§ TASK INPUTS
== == ==
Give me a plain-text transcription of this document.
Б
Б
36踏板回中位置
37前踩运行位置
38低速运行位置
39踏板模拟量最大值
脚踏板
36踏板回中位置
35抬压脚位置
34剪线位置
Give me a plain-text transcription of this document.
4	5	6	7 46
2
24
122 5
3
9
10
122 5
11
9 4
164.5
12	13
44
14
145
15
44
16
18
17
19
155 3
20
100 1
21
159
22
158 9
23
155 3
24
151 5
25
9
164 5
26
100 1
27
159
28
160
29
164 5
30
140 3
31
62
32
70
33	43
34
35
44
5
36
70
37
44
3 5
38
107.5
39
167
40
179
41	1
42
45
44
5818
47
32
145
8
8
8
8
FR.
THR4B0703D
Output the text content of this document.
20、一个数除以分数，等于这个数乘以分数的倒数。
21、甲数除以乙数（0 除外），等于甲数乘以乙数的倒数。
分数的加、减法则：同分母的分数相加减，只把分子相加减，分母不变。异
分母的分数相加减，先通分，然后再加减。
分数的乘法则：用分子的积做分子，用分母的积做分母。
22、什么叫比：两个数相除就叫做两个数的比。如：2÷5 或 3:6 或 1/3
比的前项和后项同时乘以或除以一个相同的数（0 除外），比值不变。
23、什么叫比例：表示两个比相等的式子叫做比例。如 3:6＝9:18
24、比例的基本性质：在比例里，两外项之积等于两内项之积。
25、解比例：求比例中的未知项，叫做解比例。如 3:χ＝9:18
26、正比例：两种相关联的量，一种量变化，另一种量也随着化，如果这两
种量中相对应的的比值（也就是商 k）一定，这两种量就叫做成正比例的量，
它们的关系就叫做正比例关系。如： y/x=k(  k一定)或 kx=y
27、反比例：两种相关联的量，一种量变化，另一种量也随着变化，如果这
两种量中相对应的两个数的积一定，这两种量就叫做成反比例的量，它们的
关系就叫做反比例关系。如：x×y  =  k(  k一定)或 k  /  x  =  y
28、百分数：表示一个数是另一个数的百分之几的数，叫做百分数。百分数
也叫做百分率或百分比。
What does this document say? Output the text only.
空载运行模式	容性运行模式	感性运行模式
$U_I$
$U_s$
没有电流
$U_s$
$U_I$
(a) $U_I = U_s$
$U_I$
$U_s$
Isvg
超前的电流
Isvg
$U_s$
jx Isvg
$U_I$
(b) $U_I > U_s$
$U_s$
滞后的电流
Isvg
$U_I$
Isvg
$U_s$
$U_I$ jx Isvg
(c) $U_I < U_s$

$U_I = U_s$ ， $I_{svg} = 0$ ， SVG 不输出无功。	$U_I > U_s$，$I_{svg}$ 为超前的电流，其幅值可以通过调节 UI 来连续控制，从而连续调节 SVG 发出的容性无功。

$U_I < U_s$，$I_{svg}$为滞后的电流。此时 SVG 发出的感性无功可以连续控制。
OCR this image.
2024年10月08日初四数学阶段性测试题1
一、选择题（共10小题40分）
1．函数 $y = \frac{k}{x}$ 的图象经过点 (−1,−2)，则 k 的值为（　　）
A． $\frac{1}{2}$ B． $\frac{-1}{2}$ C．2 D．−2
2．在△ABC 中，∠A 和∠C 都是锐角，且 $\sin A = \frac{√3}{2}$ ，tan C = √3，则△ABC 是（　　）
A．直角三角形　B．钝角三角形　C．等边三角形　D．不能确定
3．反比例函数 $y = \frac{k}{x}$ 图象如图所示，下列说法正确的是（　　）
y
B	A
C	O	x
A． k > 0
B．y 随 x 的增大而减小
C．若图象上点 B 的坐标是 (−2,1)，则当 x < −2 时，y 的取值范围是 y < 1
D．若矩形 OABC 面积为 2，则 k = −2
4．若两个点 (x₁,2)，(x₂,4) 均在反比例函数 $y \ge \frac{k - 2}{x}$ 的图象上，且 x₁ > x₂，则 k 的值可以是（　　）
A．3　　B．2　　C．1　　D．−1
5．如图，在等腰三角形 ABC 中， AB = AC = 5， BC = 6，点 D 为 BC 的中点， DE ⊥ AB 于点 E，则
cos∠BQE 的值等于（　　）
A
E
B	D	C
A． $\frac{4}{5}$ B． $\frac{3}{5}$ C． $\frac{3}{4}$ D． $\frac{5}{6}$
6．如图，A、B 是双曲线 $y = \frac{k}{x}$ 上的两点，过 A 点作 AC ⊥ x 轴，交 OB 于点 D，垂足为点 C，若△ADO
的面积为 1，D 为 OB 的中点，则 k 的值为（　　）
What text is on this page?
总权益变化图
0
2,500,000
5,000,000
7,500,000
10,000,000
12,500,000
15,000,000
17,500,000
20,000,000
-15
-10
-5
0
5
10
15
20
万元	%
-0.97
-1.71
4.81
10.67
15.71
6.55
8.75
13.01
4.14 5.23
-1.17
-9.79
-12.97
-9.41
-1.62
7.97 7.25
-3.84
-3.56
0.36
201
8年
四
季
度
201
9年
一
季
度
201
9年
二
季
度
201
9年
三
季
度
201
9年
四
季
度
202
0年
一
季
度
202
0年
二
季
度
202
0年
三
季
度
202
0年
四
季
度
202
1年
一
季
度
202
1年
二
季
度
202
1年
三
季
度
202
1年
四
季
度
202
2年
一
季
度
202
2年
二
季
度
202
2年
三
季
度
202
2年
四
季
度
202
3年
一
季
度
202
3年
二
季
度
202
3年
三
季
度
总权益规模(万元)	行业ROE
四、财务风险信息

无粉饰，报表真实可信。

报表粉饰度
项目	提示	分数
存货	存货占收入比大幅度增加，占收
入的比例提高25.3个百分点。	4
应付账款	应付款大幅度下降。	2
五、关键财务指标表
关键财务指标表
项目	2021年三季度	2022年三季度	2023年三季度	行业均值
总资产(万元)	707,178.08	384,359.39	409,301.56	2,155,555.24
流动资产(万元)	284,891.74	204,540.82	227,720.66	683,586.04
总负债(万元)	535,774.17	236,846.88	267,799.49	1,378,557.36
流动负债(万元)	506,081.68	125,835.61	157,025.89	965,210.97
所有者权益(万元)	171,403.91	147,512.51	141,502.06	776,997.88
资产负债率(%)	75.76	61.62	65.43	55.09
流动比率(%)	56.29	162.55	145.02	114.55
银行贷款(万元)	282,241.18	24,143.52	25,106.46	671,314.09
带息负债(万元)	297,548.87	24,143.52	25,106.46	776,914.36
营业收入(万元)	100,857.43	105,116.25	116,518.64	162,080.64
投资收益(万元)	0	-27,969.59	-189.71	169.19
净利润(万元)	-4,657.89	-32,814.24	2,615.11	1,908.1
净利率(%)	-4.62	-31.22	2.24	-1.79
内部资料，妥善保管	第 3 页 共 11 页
== == ==
§ WHAT YOU NEED TO DO
Copy out every line of the data that includes the word "document".

§ RESULT OF THE EXERCISE
Give me a plain-text transcription of this document.
Give me a plain-text transcription of this document.
Output the text content of this document.
What does this document say? Output the text only.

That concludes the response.